+++ Dataset records +++
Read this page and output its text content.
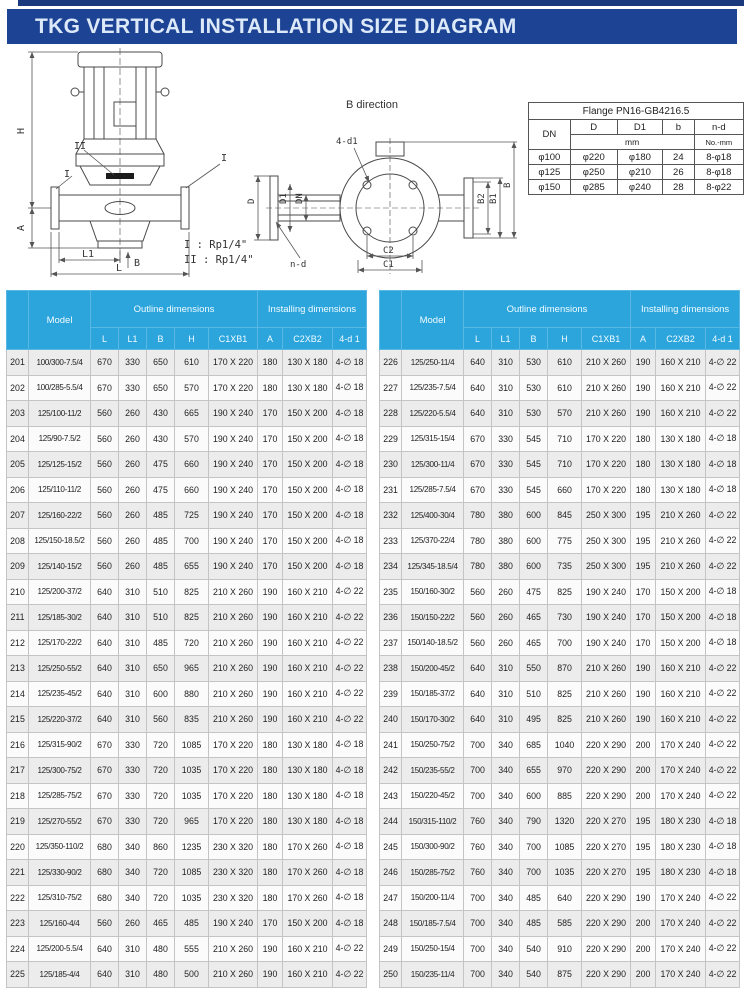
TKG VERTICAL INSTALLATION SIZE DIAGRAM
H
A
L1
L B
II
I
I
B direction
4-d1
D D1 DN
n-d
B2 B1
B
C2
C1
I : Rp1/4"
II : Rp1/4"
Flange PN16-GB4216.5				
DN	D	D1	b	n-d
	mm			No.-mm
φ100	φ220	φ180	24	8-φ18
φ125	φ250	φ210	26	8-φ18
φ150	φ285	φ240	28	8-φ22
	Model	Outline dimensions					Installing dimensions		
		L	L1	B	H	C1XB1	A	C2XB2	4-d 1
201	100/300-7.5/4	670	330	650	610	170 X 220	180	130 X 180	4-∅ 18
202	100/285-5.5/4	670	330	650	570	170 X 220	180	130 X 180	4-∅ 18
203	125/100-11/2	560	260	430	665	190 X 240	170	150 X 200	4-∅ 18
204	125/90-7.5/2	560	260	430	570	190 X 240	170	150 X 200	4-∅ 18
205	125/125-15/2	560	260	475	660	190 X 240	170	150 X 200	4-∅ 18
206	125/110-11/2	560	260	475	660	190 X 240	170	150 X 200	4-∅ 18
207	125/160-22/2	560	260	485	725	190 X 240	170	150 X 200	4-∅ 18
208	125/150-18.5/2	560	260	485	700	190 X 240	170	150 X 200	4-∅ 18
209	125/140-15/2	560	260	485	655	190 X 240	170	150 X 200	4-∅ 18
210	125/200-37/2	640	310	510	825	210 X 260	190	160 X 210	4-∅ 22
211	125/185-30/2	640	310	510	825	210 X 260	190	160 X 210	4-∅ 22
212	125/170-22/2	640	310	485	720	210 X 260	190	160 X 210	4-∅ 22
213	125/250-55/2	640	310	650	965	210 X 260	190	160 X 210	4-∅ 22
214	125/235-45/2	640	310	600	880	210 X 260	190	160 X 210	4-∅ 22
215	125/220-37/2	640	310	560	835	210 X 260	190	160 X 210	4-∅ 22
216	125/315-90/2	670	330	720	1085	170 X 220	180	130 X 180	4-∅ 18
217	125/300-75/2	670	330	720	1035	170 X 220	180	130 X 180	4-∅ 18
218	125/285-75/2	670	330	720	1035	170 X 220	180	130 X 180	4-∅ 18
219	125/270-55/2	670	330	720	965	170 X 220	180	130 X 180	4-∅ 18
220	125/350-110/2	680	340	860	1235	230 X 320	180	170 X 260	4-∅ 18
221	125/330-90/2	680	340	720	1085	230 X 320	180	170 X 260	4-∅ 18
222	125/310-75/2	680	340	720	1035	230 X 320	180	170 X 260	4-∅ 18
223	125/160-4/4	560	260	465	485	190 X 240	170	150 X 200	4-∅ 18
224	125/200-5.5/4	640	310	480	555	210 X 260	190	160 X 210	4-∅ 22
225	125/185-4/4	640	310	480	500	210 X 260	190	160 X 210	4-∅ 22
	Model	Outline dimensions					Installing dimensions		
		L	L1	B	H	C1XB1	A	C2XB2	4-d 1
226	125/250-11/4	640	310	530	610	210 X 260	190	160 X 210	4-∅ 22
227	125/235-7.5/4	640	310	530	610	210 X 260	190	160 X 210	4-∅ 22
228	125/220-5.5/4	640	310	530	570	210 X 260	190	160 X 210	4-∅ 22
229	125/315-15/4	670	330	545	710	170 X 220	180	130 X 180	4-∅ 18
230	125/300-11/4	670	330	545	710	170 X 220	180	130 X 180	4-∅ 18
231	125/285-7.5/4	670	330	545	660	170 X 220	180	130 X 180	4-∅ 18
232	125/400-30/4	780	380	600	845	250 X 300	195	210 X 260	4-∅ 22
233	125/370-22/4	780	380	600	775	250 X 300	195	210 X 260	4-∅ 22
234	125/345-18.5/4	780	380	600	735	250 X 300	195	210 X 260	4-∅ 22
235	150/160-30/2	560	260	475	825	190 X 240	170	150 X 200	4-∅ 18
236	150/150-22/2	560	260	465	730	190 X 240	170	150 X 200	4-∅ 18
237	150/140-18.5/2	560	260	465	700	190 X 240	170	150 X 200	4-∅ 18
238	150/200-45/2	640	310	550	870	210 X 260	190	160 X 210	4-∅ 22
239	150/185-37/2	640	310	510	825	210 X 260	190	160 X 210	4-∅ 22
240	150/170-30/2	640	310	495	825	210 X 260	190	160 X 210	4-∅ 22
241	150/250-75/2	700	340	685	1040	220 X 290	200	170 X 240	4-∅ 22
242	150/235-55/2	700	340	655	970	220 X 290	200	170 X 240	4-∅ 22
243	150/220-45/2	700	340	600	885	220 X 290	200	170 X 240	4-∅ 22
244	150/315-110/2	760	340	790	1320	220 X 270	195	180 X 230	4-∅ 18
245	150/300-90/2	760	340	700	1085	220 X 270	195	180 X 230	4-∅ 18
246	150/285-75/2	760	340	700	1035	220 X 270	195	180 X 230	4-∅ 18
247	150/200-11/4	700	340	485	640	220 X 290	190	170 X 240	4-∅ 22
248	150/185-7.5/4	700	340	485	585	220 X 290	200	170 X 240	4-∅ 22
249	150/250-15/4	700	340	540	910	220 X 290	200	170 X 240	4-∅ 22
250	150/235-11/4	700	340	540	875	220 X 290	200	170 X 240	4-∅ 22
+++
+++ Dataset records +++
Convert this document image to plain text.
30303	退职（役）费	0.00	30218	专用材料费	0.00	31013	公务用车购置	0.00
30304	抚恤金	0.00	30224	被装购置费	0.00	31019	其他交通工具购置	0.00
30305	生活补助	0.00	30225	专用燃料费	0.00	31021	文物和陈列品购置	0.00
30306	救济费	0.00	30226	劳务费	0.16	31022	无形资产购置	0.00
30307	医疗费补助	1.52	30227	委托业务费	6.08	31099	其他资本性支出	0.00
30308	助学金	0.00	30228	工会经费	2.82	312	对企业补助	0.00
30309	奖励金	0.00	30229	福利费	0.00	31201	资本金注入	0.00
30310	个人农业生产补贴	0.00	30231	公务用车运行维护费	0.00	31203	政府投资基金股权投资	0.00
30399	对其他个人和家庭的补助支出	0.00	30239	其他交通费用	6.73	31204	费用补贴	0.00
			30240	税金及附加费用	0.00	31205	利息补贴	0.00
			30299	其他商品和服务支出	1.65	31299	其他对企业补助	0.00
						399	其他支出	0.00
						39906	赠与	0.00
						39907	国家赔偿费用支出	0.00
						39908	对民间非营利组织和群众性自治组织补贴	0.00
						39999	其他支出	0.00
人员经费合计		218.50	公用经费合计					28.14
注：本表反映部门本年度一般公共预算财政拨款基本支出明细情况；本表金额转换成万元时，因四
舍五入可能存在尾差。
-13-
+++
+++ Dataset records +++
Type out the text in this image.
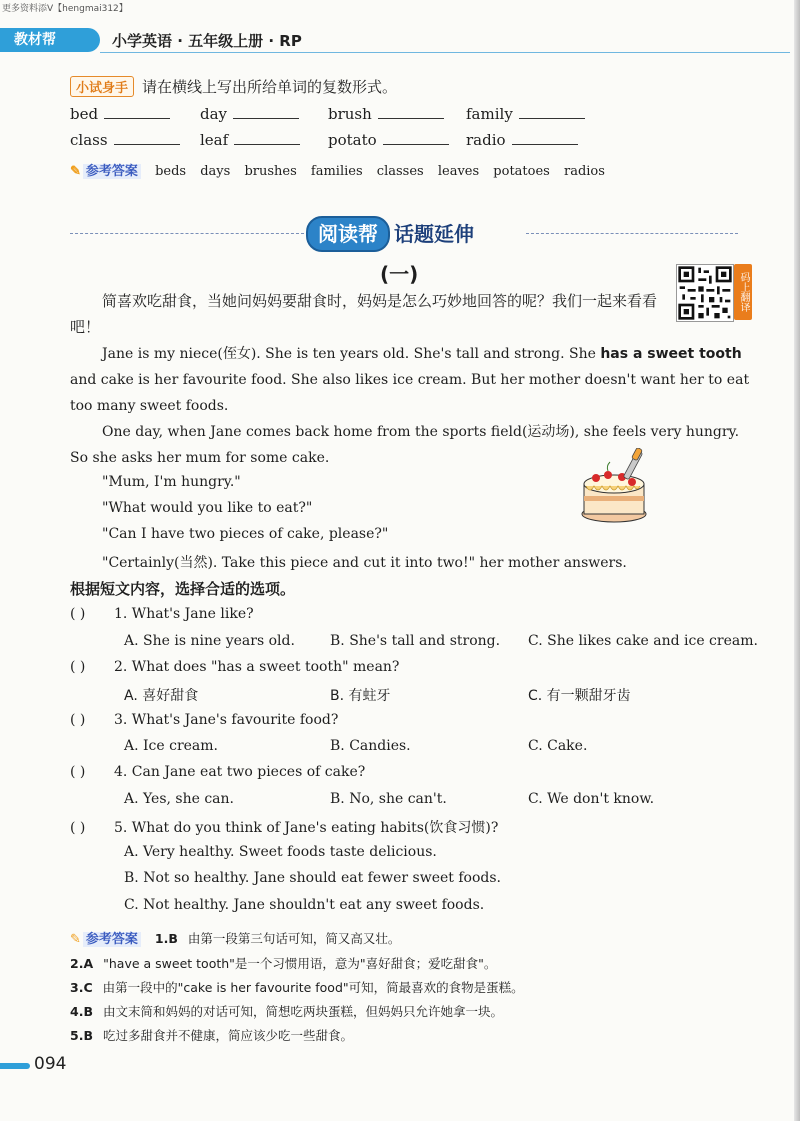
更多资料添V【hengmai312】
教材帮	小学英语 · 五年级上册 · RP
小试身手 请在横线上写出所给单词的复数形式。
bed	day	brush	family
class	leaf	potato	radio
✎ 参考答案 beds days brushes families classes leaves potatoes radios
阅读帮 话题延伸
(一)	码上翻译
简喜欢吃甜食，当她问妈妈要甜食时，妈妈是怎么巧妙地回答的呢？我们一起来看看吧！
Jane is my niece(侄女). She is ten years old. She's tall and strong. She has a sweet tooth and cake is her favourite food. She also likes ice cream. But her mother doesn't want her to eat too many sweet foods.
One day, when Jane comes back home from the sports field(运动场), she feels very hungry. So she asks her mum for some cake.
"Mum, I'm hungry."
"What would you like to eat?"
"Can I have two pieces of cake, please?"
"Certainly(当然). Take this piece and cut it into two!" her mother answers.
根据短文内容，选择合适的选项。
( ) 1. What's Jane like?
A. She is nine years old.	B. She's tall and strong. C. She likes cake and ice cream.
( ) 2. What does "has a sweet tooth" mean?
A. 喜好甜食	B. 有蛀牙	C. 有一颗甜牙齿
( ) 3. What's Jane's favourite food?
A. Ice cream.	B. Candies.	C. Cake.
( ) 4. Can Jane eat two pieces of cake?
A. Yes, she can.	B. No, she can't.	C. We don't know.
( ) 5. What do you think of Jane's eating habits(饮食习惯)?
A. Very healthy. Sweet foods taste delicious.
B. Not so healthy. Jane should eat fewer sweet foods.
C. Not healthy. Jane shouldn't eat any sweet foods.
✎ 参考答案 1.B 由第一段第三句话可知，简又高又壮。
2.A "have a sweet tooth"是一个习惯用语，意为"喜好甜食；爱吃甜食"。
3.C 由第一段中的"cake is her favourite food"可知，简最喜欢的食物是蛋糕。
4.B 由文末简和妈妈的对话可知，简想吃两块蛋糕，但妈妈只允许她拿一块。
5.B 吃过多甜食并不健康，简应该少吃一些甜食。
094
+++
* _Task to carry out_: What is the number of lines above that contain the string "Jane"? Answer with the number alone.

* _Finished answer_: 8